:: Record list ::
┌────────

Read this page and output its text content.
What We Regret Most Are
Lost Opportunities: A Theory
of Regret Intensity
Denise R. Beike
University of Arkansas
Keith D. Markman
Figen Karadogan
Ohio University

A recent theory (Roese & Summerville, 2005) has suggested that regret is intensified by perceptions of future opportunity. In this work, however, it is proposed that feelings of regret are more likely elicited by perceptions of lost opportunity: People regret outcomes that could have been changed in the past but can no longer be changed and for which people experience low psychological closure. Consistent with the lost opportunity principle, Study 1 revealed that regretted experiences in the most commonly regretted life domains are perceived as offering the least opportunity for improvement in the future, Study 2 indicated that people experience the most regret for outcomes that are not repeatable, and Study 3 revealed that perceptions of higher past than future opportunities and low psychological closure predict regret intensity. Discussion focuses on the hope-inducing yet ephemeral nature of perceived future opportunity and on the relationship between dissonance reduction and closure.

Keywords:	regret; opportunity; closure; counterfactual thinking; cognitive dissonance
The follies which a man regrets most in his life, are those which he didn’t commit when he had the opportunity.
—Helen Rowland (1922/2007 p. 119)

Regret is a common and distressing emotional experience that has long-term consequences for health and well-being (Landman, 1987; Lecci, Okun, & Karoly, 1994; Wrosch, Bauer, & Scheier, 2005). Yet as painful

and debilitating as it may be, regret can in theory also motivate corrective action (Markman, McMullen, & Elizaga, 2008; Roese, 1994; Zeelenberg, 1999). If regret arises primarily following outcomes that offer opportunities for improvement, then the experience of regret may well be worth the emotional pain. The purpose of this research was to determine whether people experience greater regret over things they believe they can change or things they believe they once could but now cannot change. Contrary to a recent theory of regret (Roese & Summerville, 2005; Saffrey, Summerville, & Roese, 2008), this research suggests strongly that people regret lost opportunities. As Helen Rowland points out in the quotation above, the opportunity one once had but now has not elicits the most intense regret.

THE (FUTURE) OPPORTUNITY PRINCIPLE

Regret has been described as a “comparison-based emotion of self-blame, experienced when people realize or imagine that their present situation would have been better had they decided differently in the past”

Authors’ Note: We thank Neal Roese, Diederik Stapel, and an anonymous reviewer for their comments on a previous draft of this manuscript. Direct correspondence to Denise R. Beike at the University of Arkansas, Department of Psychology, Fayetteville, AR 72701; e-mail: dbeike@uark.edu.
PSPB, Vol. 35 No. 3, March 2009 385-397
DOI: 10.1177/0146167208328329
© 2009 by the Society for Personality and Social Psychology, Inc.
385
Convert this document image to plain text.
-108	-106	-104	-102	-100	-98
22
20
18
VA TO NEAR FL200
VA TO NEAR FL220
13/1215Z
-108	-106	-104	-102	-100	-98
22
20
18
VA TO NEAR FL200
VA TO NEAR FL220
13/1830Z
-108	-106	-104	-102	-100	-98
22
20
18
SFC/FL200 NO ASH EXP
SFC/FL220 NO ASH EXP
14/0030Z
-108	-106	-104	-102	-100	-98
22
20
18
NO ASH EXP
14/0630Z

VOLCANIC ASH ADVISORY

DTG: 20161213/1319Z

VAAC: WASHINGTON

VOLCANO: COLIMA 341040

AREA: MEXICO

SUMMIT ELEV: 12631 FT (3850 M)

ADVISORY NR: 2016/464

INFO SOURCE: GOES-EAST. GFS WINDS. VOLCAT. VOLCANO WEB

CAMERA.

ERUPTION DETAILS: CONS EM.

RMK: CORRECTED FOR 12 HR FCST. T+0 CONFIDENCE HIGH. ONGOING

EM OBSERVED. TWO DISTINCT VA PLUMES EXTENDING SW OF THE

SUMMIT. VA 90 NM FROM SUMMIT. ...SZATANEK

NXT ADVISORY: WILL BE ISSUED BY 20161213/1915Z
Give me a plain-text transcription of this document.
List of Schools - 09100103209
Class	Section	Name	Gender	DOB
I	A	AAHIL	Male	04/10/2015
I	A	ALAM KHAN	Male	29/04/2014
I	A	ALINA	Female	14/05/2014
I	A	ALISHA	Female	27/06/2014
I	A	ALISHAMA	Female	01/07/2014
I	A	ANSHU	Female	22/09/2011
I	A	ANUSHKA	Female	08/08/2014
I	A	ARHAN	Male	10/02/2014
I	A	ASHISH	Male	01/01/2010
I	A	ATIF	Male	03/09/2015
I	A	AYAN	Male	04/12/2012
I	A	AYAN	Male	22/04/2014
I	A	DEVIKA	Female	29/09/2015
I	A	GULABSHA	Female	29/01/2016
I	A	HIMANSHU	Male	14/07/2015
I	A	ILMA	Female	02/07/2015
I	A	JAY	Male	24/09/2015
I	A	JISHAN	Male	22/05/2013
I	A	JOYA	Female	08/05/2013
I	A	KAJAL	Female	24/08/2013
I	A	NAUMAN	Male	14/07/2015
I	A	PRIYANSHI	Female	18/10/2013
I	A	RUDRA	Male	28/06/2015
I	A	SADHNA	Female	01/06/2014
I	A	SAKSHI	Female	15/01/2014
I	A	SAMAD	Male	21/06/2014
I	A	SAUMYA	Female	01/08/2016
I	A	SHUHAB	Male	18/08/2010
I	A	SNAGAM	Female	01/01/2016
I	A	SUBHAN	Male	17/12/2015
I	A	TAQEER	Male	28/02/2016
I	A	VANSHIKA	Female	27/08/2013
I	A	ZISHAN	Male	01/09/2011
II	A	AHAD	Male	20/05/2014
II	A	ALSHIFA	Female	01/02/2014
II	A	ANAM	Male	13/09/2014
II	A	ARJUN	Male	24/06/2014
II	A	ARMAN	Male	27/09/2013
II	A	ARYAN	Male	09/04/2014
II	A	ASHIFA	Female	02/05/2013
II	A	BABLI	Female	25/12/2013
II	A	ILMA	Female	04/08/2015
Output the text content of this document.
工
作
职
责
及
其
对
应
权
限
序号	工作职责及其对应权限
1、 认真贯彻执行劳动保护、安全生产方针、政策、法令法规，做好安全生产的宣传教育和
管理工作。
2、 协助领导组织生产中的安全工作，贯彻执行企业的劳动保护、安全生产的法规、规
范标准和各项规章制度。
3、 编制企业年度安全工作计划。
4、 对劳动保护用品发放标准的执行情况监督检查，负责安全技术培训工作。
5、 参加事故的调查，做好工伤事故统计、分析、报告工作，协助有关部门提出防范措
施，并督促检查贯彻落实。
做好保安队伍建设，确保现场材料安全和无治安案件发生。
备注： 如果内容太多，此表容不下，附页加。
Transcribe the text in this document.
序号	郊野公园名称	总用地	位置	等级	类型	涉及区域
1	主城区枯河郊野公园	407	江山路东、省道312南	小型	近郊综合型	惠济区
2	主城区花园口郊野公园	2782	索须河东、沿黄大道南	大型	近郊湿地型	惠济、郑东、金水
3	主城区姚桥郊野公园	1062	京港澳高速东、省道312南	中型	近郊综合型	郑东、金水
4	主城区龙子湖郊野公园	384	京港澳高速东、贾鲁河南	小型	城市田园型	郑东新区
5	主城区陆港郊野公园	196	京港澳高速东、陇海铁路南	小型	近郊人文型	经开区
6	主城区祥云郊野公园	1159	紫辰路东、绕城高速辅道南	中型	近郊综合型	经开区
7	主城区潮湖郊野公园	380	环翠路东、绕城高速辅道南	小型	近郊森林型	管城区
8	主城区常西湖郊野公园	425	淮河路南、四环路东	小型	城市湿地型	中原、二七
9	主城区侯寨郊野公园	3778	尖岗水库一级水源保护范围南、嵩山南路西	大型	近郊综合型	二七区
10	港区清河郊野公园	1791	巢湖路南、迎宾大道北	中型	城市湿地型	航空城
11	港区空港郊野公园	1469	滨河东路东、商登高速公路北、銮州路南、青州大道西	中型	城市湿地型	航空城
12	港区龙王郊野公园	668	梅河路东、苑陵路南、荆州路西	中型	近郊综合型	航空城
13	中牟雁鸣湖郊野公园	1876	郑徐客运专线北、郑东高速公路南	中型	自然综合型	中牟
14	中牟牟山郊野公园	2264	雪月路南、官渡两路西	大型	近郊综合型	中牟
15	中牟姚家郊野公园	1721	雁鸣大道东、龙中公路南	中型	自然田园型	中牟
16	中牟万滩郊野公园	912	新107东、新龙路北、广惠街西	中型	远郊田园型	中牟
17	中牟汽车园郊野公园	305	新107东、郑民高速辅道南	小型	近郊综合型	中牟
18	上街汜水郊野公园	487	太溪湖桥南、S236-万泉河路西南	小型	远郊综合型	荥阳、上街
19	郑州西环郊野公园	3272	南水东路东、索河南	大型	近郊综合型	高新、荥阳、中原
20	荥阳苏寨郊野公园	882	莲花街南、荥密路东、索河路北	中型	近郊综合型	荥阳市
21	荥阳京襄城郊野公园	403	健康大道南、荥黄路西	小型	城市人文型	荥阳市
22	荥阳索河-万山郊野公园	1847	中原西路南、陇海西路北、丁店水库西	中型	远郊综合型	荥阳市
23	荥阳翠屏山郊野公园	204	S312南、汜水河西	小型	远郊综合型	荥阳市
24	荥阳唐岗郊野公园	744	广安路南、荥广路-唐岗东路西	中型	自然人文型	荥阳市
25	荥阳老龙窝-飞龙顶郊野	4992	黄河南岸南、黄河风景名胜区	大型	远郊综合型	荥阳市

└────────

:: Short problem ::
Collect each line above holding the string "Rowland".

:: Answer to this exercise ::
—Helen Rowland (1922/2007 p. 119)
and debilitating as it may be, regret can in theory also motivate corrective action (Markman, McMullen, & Elizaga, 2008; Roese, 1994; Zeelenberg, 1999). If regret arises primarily following outcomes that offer opportunities for improvement, then the experience of regret may well be worth the emotional pain. The purpose of this research was to determine whether people experience greater regret over things they believe they can change or things they believe they once could but now cannot change. Contrary to a recent theory of regret (Roese & Summerville, 2005; Saffrey, Summerville, & Roese, 2008), this research suggests strongly that people regret lost opportunities. As Helen Rowland points out in the quotation above, the opportunity one once had but now has not elicits the most intense regret.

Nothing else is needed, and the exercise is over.